◆ **Short task**: Retype the listing that follows, exactly as written.
***
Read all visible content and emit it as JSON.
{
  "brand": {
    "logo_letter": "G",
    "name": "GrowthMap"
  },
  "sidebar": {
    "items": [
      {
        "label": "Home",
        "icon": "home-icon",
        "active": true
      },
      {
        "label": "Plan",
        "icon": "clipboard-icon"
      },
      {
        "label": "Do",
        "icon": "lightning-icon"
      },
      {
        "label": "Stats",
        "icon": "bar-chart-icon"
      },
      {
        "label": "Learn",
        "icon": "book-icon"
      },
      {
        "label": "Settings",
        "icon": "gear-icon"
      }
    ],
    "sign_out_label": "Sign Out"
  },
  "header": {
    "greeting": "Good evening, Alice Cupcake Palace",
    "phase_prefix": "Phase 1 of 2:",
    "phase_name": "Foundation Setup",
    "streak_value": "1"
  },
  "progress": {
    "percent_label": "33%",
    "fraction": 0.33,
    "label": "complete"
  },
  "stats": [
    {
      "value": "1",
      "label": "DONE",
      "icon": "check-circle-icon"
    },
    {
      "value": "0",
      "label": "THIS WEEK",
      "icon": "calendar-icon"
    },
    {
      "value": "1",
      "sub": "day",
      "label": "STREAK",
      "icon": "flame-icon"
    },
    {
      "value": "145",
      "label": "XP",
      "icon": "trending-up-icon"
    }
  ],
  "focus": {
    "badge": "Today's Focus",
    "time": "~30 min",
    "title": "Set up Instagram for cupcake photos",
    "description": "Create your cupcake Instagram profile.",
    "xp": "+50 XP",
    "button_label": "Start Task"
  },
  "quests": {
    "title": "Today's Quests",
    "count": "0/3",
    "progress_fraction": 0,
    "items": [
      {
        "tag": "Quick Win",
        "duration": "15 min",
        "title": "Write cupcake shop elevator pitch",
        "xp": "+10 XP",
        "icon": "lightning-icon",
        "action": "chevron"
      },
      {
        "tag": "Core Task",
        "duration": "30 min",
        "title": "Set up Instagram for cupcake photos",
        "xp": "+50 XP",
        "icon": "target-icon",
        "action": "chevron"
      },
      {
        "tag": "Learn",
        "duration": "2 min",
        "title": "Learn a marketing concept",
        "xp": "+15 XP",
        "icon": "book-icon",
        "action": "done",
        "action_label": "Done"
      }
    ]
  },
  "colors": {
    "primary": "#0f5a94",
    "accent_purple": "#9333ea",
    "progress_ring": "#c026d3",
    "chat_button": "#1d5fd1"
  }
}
***
◆ **Answer to the exercise**:
Read all visible content and emit it as JSON.
{
  "brand": {
    "logo_letter": "G",
    "name": "GrowthMap"
  },
  "sidebar": {
    "items": [
      {
        "label": "Home",
        "icon": "home-icon",
        "active": true
      },
      {
        "label": "Plan",
        "icon": "clipboard-icon"
      },
      {
        "label": "Do",
        "icon": "lightning-icon"
      },
      {
        "label": "Stats",
        "icon": "bar-chart-icon"
      },
      {
        "label": "Learn",
        "icon": "book-icon"
      },
      {
        "label": "Settings",
        "icon": "gear-icon"
      }
    ],
    "sign_out_label": "Sign Out"
  },
  "header": {
    "greeting": "Good evening, Alice Cupcake Palace",
    "phase_prefix": "Phase 1 of 2:",
    "phase_name": "Foundation Setup",
    "streak_value": "1"
  },
  "progress": {
    "percent_label": "33%",
    "fraction": 0.33,
    "label": "complete"
  },
  "stats": [
    {
      "value": "1",
      "label": "DONE",
      "icon": "check-circle-icon"
    },
    {
      "value": "0",
      "label": "THIS WEEK",
      "icon": "calendar-icon"
    },
    {
      "value": "1",
      "sub": "day",
      "label": "STREAK",
      "icon": "flame-icon"
    },
    {
      "value": "145",
      "label": "XP",
      "icon": "trending-up-icon"
    }
  ],
  "focus": {
    "badge": "Today's Focus",
    "time": "~30 min",
    "title": "Set up Instagram for cupcake photos",
    "description": "Create your cupcake Instagram profile.",
    "xp": "+50 XP",
    "button_label": "Start Task"
  },
  "quests": {
    "title": "Today's Quests",
    "count": "0/3",
    "progress_fraction": 0,
    "items": [
      {
        "tag": "Quick Win",
        "duration": "15 min",
        "title": "Write cupcake shop elevator pitch",
        "xp": "+10 XP",
        "icon": "lightning-icon",
        "action": "chevron"
      },
      {
        "tag": "Core Task",
        "duration": "30 min",
        "title": "Set up Instagram for cupcake photos",
        "xp": "+50 XP",
        "icon": "target-icon",
        "action": "chevron"
      },
      {
        "tag": "Learn",
        "duration": "2 min",
        "title": "Learn a marketing concept",
        "xp": "+15 XP",
        "icon": "book-icon",
        "action": "done",
        "action_label": "Done"
      }
    ]
  },
  "colors": {
    "primary": "#0f5a94",
    "accent_purple": "#9333ea",
    "progress_ring": "#c026d3",
    "chat_button": "#1d5fd1"
  }
}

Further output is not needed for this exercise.